— Set problem —
Retype everything in the listing, leaving each line exactly as it is.

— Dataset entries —
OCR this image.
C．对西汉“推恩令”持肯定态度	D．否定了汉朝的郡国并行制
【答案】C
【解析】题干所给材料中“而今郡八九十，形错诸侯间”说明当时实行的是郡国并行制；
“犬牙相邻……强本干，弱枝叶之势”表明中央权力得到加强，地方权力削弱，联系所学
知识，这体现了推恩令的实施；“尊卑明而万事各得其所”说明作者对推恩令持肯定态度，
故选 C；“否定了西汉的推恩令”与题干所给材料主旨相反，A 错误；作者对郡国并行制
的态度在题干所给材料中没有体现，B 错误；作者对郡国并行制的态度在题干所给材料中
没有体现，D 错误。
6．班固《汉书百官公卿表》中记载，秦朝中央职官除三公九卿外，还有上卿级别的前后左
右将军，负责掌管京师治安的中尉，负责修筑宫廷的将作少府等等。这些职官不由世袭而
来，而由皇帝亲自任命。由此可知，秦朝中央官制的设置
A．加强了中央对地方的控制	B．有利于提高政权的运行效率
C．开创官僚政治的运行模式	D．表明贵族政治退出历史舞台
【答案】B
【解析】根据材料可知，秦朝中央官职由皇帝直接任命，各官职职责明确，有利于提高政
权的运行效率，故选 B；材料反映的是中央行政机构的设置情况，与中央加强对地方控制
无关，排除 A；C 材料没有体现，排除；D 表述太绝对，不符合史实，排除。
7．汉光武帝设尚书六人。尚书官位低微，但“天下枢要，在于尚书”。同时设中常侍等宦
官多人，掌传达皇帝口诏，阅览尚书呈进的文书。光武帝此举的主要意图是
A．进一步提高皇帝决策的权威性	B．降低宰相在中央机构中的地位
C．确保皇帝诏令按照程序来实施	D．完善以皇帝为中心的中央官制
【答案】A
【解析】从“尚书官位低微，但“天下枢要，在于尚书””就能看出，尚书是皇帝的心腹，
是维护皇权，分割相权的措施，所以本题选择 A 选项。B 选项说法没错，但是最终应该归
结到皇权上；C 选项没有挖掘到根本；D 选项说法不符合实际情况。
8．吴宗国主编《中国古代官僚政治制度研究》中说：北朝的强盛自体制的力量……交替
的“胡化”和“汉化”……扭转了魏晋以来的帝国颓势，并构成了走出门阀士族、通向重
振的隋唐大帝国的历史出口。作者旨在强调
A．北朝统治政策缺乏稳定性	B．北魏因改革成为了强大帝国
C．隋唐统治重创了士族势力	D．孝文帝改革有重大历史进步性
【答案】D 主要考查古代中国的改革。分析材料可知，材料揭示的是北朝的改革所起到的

— Exercise solution —
OCR this image.
C．对西汉“推恩令”持肯定态度	D．否定了汉朝的郡国并行制
【答案】C
【解析】题干所给材料中“而今郡八九十，形错诸侯间”说明当时实行的是郡国并行制；
“犬牙相邻……强本干，弱枝叶之势”表明中央权力得到加强，地方权力削弱，联系所学
知识，这体现了推恩令的实施；“尊卑明而万事各得其所”说明作者对推恩令持肯定态度，
故选 C；“否定了西汉的推恩令”与题干所给材料主旨相反，A 错误；作者对郡国并行制
的态度在题干所给材料中没有体现，B 错误；作者对郡国并行制的态度在题干所给材料中
没有体现，D 错误。
6．班固《汉书百官公卿表》中记载，秦朝中央职官除三公九卿外，还有上卿级别的前后左
右将军，负责掌管京师治安的中尉，负责修筑宫廷的将作少府等等。这些职官不由世袭而
来，而由皇帝亲自任命。由此可知，秦朝中央官制的设置
A．加强了中央对地方的控制	B．有利于提高政权的运行效率
C．开创官僚政治的运行模式	D．表明贵族政治退出历史舞台
【答案】B
【解析】根据材料可知，秦朝中央官职由皇帝直接任命，各官职职责明确，有利于提高政
权的运行效率，故选 B；材料反映的是中央行政机构的设置情况，与中央加强对地方控制
无关，排除 A；C 材料没有体现，排除；D 表述太绝对，不符合史实，排除。
7．汉光武帝设尚书六人。尚书官位低微，但“天下枢要，在于尚书”。同时设中常侍等宦
官多人，掌传达皇帝口诏，阅览尚书呈进的文书。光武帝此举的主要意图是
A．进一步提高皇帝决策的权威性	B．降低宰相在中央机构中的地位
C．确保皇帝诏令按照程序来实施	D．完善以皇帝为中心的中央官制
【答案】A
【解析】从“尚书官位低微，但“天下枢要，在于尚书””就能看出，尚书是皇帝的心腹，
是维护皇权，分割相权的措施，所以本题选择 A 选项。B 选项说法没错，但是最终应该归
结到皇权上；C 选项没有挖掘到根本；D 选项说法不符合实际情况。
8．吴宗国主编《中国古代官僚政治制度研究》中说：北朝的强盛自体制的力量……交替
的“胡化”和“汉化”……扭转了魏晋以来的帝国颓势，并构成了走出门阀士族、通向重
振的隋唐大帝国的历史出口。作者旨在强调
A．北朝统治政策缺乏稳定性	B．北魏因改革成为了强大帝国
C．隋唐统治重创了士族势力	D．孝文帝改革有重大历史进步性
【答案】D 主要考查古代中国的改革。分析材料可知，材料揭示的是北朝的改革所起到的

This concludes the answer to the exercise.